-- BEGIN ENTRIES SUPPLIED --
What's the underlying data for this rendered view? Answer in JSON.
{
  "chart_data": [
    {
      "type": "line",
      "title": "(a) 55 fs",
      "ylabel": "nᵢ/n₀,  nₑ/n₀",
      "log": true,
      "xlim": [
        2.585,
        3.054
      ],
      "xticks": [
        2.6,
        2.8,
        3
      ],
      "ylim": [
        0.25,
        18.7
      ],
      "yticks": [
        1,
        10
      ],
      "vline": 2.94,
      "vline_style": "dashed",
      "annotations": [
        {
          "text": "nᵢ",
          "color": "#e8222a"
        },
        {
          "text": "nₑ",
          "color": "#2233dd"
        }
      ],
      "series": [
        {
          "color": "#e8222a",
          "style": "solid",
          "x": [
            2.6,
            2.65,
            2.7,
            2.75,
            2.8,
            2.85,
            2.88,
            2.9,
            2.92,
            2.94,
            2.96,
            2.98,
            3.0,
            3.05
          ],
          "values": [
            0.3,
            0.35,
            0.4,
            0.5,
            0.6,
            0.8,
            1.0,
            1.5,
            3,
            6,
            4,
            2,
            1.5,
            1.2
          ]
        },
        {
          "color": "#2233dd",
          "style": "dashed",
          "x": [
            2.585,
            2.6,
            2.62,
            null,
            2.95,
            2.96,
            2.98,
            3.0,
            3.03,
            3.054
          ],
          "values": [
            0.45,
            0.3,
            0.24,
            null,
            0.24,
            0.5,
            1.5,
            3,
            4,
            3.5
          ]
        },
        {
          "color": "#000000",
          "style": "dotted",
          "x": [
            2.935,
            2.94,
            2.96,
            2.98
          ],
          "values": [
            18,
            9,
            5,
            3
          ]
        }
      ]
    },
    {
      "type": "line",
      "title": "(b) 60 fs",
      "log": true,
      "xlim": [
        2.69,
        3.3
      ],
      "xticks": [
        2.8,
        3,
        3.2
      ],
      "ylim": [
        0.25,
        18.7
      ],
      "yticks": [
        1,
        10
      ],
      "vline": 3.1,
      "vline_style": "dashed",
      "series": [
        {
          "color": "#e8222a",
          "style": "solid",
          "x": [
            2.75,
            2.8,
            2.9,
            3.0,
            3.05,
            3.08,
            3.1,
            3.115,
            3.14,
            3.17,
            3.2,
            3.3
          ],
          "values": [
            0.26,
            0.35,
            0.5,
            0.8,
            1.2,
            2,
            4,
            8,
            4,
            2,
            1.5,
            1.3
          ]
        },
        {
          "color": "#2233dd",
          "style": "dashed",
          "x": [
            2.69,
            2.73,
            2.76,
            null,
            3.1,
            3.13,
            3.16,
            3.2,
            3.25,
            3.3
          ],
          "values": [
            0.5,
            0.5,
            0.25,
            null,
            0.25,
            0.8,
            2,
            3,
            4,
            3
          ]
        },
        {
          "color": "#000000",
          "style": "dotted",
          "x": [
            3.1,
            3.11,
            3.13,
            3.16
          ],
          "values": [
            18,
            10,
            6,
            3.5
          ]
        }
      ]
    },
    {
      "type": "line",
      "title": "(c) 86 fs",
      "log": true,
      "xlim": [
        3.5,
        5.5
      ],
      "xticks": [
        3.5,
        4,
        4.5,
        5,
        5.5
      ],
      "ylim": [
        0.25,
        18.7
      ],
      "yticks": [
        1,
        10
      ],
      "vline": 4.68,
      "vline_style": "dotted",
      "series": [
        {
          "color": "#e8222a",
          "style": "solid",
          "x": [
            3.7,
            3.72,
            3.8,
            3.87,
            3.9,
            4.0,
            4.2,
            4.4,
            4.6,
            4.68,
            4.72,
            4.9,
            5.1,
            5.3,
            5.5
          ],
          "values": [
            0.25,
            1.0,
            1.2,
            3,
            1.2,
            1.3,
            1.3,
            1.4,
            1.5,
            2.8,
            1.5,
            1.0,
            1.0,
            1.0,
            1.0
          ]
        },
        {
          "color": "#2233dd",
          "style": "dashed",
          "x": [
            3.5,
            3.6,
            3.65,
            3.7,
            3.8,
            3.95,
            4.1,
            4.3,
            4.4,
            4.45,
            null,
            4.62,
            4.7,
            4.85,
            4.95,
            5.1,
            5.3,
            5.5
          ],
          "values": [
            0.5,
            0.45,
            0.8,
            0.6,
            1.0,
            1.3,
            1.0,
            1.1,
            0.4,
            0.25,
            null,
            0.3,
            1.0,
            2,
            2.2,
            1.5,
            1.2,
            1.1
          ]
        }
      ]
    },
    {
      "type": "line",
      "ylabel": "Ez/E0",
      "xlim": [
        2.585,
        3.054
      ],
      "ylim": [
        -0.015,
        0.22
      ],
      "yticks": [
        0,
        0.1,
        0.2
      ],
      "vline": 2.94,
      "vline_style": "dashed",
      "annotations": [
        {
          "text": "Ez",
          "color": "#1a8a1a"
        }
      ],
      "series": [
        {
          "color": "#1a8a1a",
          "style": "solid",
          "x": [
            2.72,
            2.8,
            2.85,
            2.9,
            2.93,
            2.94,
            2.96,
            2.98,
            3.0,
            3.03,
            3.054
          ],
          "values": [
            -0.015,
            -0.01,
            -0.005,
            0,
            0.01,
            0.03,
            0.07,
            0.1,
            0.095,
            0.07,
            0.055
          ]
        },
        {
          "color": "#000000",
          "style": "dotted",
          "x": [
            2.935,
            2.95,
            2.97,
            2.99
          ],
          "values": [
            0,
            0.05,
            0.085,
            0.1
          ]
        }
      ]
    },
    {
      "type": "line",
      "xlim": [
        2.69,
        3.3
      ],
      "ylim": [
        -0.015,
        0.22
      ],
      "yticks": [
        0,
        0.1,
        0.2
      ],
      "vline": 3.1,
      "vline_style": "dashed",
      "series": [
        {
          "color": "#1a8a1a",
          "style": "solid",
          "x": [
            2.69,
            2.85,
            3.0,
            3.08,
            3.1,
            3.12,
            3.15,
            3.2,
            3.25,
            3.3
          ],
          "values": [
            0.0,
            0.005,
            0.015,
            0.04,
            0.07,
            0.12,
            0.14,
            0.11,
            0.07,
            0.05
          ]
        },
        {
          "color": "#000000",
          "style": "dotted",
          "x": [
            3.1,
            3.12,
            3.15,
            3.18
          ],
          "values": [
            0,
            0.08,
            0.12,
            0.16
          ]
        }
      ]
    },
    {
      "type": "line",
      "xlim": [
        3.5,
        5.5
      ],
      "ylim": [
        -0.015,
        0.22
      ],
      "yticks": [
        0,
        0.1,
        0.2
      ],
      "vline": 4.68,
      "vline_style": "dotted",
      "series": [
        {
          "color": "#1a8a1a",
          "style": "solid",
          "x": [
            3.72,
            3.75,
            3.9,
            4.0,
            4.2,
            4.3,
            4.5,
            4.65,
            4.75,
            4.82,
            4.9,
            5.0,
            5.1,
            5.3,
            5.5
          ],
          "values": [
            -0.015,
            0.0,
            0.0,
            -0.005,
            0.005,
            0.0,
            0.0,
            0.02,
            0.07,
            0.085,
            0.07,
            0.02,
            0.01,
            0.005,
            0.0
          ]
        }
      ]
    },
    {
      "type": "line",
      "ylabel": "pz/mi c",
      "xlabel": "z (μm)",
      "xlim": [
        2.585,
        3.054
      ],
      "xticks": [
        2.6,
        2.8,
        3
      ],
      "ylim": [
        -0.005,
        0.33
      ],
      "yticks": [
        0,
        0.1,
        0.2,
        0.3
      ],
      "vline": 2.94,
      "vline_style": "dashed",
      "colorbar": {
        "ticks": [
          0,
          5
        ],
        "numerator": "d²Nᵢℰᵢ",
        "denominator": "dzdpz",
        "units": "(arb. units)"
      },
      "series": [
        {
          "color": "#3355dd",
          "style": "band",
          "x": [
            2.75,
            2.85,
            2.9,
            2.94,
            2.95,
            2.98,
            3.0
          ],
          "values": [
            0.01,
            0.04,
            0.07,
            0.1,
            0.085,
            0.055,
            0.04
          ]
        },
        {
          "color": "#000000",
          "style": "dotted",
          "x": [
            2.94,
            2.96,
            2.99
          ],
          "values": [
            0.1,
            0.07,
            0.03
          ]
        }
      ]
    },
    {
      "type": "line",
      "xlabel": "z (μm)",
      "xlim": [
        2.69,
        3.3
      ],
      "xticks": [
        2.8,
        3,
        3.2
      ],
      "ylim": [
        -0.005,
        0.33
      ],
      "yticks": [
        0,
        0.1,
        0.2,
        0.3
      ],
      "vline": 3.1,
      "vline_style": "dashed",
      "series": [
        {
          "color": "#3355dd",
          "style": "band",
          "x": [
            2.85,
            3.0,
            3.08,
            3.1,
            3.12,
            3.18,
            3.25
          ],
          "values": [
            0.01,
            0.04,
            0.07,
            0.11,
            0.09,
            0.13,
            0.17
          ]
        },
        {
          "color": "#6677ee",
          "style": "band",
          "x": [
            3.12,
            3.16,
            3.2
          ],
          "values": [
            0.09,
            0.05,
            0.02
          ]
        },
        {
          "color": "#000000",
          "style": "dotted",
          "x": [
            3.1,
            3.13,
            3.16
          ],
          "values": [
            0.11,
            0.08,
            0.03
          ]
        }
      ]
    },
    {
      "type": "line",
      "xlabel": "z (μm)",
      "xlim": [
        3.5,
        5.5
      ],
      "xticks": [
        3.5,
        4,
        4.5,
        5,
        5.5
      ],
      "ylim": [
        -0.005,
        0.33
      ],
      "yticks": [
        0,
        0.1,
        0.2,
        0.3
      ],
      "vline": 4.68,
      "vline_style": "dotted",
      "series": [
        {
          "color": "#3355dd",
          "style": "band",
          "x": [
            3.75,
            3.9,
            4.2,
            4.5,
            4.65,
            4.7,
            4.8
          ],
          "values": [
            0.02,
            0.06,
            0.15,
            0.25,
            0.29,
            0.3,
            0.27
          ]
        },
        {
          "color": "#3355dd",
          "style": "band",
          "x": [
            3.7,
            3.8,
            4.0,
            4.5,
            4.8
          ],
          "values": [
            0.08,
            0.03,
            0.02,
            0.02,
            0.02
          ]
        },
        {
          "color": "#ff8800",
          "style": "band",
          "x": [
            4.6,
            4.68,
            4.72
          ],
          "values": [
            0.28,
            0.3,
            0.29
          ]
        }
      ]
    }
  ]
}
-- END ENTRIES SUPPLIED --
- INSTRUCTION
Work out the number of lines above that include the string "ylabel" and write only that number.

- RESPONSE FOR THIS EXERCISE
3